* Stated problem: Your task is to write out the complete listing exactly as it is shown.

==== Material to process ====

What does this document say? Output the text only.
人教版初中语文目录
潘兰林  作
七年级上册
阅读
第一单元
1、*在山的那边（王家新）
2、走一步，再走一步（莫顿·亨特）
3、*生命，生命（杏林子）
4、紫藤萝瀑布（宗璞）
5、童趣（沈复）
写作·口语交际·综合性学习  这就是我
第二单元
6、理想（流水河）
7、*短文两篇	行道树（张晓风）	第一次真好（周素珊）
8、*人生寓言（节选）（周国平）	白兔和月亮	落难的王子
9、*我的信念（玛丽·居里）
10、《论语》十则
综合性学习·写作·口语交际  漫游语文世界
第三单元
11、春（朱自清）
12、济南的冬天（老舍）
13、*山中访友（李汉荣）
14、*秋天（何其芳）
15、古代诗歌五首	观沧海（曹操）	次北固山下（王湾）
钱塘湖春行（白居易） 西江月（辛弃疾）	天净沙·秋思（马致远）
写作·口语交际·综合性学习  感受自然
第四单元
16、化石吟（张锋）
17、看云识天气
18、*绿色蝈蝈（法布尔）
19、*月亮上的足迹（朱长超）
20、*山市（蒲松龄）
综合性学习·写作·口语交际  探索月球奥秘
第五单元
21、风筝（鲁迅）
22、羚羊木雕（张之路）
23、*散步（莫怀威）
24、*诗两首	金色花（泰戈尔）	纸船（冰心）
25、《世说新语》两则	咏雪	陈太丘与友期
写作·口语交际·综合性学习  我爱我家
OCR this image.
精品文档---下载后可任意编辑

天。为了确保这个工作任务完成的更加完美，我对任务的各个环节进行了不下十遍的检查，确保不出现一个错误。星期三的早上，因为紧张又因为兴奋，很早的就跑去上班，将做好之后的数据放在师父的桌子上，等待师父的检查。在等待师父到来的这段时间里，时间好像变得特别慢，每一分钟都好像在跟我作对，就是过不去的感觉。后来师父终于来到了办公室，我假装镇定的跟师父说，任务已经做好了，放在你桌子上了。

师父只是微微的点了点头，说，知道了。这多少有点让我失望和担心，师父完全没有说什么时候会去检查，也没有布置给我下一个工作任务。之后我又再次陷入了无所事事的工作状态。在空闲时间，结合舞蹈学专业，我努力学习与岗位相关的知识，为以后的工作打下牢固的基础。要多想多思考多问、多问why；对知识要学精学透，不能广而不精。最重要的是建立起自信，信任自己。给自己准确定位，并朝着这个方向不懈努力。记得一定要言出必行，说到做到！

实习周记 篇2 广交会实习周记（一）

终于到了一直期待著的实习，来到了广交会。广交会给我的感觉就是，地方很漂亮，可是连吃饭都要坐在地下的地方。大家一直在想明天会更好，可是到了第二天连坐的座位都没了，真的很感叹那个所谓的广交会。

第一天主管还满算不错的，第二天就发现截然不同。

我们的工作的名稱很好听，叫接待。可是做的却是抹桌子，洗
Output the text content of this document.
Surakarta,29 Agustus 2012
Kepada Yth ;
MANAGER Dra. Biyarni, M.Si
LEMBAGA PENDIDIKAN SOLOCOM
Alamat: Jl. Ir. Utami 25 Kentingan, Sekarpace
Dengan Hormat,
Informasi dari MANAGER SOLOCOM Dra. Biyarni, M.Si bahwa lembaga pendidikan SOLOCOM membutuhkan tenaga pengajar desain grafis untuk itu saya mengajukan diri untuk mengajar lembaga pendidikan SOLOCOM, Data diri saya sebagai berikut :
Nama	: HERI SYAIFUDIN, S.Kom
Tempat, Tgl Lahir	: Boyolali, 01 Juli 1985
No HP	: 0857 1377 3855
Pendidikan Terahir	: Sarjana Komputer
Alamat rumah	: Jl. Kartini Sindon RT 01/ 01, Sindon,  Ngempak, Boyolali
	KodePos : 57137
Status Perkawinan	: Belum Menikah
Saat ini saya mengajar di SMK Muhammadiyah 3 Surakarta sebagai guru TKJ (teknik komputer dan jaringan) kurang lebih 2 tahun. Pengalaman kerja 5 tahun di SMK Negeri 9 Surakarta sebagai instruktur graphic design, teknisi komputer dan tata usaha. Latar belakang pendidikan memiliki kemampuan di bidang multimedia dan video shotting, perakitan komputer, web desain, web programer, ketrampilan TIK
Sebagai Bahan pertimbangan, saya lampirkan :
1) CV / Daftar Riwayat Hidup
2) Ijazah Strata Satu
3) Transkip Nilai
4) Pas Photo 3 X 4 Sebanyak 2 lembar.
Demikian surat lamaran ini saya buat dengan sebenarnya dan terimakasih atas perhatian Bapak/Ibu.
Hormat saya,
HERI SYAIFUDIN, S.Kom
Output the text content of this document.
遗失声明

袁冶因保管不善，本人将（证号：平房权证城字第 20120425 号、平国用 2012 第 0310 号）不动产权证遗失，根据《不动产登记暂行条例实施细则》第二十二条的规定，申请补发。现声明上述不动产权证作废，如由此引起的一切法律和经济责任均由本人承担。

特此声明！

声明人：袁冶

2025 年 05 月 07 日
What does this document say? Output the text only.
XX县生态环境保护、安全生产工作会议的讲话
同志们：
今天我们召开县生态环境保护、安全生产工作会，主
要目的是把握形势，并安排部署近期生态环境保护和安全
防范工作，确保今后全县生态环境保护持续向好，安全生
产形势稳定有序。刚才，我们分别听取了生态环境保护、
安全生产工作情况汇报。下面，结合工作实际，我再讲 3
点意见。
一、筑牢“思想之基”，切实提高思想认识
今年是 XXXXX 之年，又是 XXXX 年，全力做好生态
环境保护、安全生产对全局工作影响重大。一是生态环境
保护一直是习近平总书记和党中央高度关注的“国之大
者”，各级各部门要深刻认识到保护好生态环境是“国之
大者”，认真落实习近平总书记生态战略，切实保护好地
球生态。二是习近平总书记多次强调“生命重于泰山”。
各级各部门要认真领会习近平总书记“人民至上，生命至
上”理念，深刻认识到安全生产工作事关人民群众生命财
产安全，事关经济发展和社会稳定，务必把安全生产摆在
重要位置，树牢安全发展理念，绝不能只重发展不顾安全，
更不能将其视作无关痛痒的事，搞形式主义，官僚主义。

====

* Expected output:
What does this document say? Output the text only.
人教版初中语文目录
潘兰林  作
七年级上册
阅读
第一单元
1、*在山的那边（王家新）
2、走一步，再走一步（莫顿·亨特）
3、*生命，生命（杏林子）
4、紫藤萝瀑布（宗璞）
5、童趣（沈复）
写作·口语交际·综合性学习  这就是我
第二单元
6、理想（流水河）
7、*短文两篇	行道树（张晓风）	第一次真好（周素珊）
8、*人生寓言（节选）（周国平）	白兔和月亮	落难的王子
9、*我的信念（玛丽·居里）
10、《论语》十则
综合性学习·写作·口语交际  漫游语文世界
第三单元
11、春（朱自清）
12、济南的冬天（老舍）
13、*山中访友（李汉荣）
14、*秋天（何其芳）
15、古代诗歌五首	观沧海（曹操）	次北固山下（王湾）
钱塘湖春行（白居易） 西江月（辛弃疾）	天净沙·秋思（马致远）
写作·口语交际·综合性学习  感受自然
第四单元
16、化石吟（张锋）
17、看云识天气
18、*绿色蝈蝈（法布尔）
19、*月亮上的足迹（朱长超）
20、*山市（蒲松龄）
综合性学习·写作·口语交际  探索月球奥秘
第五单元
21、风筝（鲁迅）
22、羚羊木雕（张之路）
23、*散步（莫怀威）
24、*诗两首	金色花（泰戈尔）	纸船（冰心）
25、《世说新语》两则	咏雪	陈太丘与友期
写作·口语交际·综合性学习  我爱我家
OCR this image.
精品文档---下载后可任意编辑

天。为了确保这个工作任务完成的更加完美，我对任务的各个环节进行了不下十遍的检查，确保不出现一个错误。星期三的早上，因为紧张又因为兴奋，很早的就跑去上班，将做好之后的数据放在师父的桌子上，等待师父的检查。在等待师父到来的这段时间里，时间好像变得特别慢，每一分钟都好像在跟我作对，就是过不去的感觉。后来师父终于来到了办公室，我假装镇定的跟师父说，任务已经做好了，放在你桌子上了。

师父只是微微的点了点头，说，知道了。这多少有点让我失望和担心，师父完全没有说什么时候会去检查，也没有布置给我下一个工作任务。之后我又再次陷入了无所事事的工作状态。在空闲时间，结合舞蹈学专业，我努力学习与岗位相关的知识，为以后的工作打下牢固的基础。要多想多思考多问、多问why；对知识要学精学透，不能广而不精。最重要的是建立起自信，信任自己。给自己准确定位，并朝着这个方向不懈努力。记得一定要言出必行，说到做到！

实习周记 篇2 广交会实习周记（一）

终于到了一直期待著的实习，来到了广交会。广交会给我的感觉就是，地方很漂亮，可是连吃饭都要坐在地下的地方。大家一直在想明天会更好，可是到了第二天连坐的座位都没了，真的很感叹那个所谓的广交会。

第一天主管还满算不错的，第二天就发现截然不同。

我们的工作的名稱很好听，叫接待。可是做的却是抹桌子，洗
Output the text content of this document.
Surakarta,29 Agustus 2012
Kepada Yth ;
MANAGER Dra. Biyarni, M.Si
LEMBAGA PENDIDIKAN SOLOCOM
Alamat: Jl. Ir. Utami 25 Kentingan, Sekarpace
Dengan Hormat,
Informasi dari MANAGER SOLOCOM Dra. Biyarni, M.Si bahwa lembaga pendidikan SOLOCOM membutuhkan tenaga pengajar desain grafis untuk itu saya mengajukan diri untuk mengajar lembaga pendidikan SOLOCOM, Data diri saya sebagai berikut :
Nama	: HERI SYAIFUDIN, S.Kom
Tempat, Tgl Lahir	: Boyolali, 01 Juli 1985
No HP	: 0857 1377 3855
Pendidikan Terahir	: Sarjana Komputer
Alamat rumah	: Jl. Kartini Sindon RT 01/ 01, Sindon,  Ngempak, Boyolali
	KodePos : 57137
Status Perkawinan	: Belum Menikah
Saat ini saya mengajar di SMK Muhammadiyah 3 Surakarta sebagai guru TKJ (teknik komputer dan jaringan) kurang lebih 2 tahun. Pengalaman kerja 5 tahun di SMK Negeri 9 Surakarta sebagai instruktur graphic design, teknisi komputer dan tata usaha. Latar belakang pendidikan memiliki kemampuan di bidang multimedia dan video shotting, perakitan komputer, web desain, web programer, ketrampilan TIK
Sebagai Bahan pertimbangan, saya lampirkan :
1) CV / Daftar Riwayat Hidup
2) Ijazah Strata Satu
3) Transkip Nilai
4) Pas Photo 3 X 4 Sebanyak 2 lembar.
Demikian surat lamaran ini saya buat dengan sebenarnya dan terimakasih atas perhatian Bapak/Ibu.
Hormat saya,
HERI SYAIFUDIN, S.Kom
Output the text content of this document.
遗失声明

袁冶因保管不善，本人将（证号：平房权证城字第 20120425 号、平国用 2012 第 0310 号）不动产权证遗失，根据《不动产登记暂行条例实施细则》第二十二条的规定，申请补发。现声明上述不动产权证作废，如由此引起的一切法律和经济责任均由本人承担。

特此声明！

声明人：袁冶

2025 年 05 月 07 日
What does this document say? Output the text only.
XX县生态环境保护、安全生产工作会议的讲话
同志们：
今天我们召开县生态环境保护、安全生产工作会，主
要目的是把握形势，并安排部署近期生态环境保护和安全
防范工作，确保今后全县生态环境保护持续向好，安全生
产形势稳定有序。刚才，我们分别听取了生态环境保护、
安全生产工作情况汇报。下面，结合工作实际，我再讲 3
点意见。
一、筑牢“思想之基”，切实提高思想认识
今年是 XXXXX 之年，又是 XXXX 年，全力做好生态
环境保护、安全生产对全局工作影响重大。一是生态环境
保护一直是习近平总书记和党中央高度关注的“国之大
者”，各级各部门要深刻认识到保护好生态环境是“国之
大者”，认真落实习近平总书记生态战略，切实保护好地
球生态。二是习近平总书记多次强调“生命重于泰山”。
各级各部门要认真领会习近平总书记“人民至上，生命至
上”理念，深刻认识到安全生产工作事关人民群众生命财
产安全，事关经济发展和社会稳定，务必把安全生产摆在
重要位置，树牢安全发展理念，绝不能只重发展不顾安全，
更不能将其视作无关痛痒的事，搞形式主义，官僚主义。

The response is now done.